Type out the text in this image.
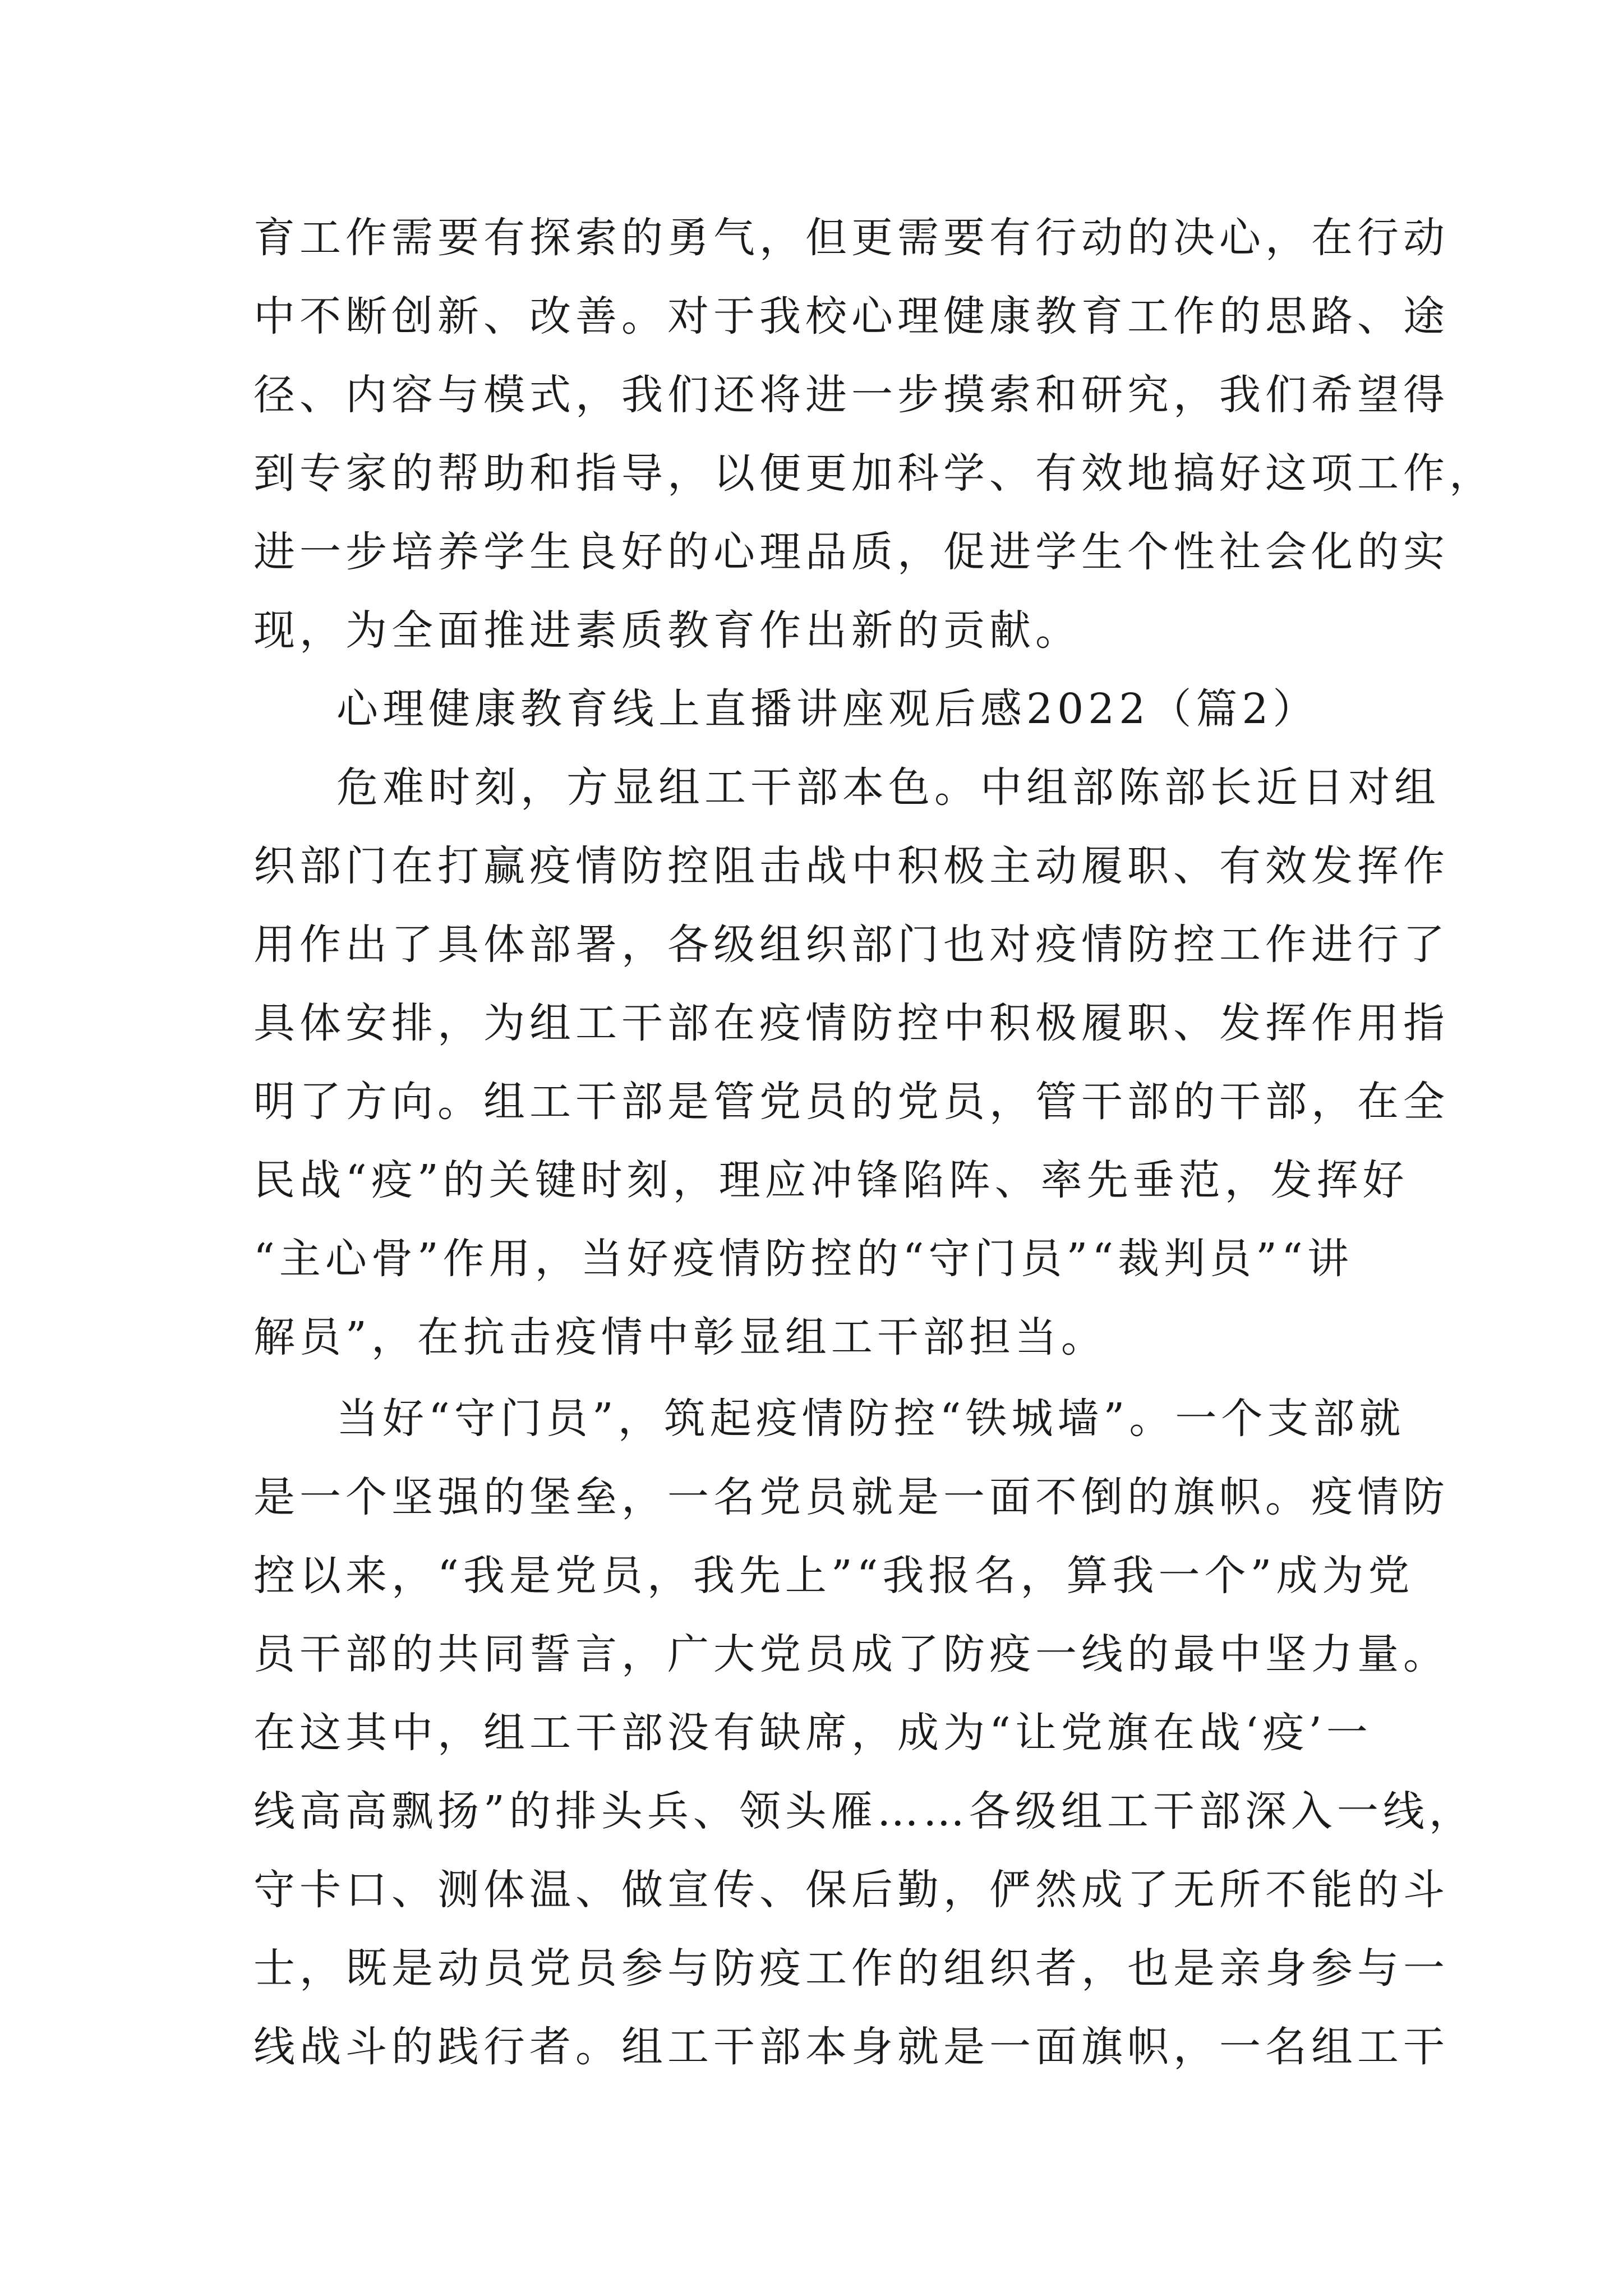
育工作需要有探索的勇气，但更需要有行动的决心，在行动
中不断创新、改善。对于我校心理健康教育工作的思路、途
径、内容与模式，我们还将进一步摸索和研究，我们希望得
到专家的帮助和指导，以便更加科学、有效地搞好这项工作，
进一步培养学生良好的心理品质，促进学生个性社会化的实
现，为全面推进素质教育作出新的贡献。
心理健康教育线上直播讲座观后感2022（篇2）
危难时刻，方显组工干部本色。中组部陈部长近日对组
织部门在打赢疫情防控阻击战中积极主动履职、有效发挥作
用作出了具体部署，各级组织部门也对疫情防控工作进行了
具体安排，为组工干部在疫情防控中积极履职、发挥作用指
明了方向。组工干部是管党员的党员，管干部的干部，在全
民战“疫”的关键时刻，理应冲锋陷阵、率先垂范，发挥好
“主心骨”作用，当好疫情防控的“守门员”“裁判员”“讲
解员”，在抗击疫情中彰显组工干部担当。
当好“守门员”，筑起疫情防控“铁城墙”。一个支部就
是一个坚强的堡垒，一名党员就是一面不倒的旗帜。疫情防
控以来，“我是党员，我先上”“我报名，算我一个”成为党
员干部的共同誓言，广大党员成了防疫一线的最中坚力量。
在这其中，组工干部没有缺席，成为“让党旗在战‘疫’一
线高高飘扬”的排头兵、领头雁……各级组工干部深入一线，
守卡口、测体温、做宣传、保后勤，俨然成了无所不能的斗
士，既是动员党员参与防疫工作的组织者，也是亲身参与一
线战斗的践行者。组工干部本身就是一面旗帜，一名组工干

.....

Copy the records above exactly, leaving out every picture.

**SOLUTION TO THIS PROBLEM**
Type out the text in this image.
育工作需要有探索的勇气，但更需要有行动的决心，在行动
中不断创新、改善。对于我校心理健康教育工作的思路、途
径、内容与模式，我们还将进一步摸索和研究，我们希望得
到专家的帮助和指导，以便更加科学、有效地搞好这项工作，
进一步培养学生良好的心理品质，促进学生个性社会化的实
现，为全面推进素质教育作出新的贡献。
心理健康教育线上直播讲座观后感2022（篇2）
危难时刻，方显组工干部本色。中组部陈部长近日对组
织部门在打赢疫情防控阻击战中积极主动履职、有效发挥作
用作出了具体部署，各级组织部门也对疫情防控工作进行了
具体安排，为组工干部在疫情防控中积极履职、发挥作用指
明了方向。组工干部是管党员的党员，管干部的干部，在全
民战“疫”的关键时刻，理应冲锋陷阵、率先垂范，发挥好
“主心骨”作用，当好疫情防控的“守门员”“裁判员”“讲
解员”，在抗击疫情中彰显组工干部担当。
当好“守门员”，筑起疫情防控“铁城墙”。一个支部就
是一个坚强的堡垒，一名党员就是一面不倒的旗帜。疫情防
控以来，“我是党员，我先上”“我报名，算我一个”成为党
员干部的共同誓言，广大党员成了防疫一线的最中坚力量。
在这其中，组工干部没有缺席，成为“让党旗在战‘疫’一
线高高飘扬”的排头兵、领头雁……各级组工干部深入一线，
守卡口、测体温、做宣传、保后勤，俨然成了无所不能的斗
士，既是动员党员参与防疫工作的组织者，也是亲身参与一
线战斗的践行者。组工干部本身就是一面旗帜，一名组工干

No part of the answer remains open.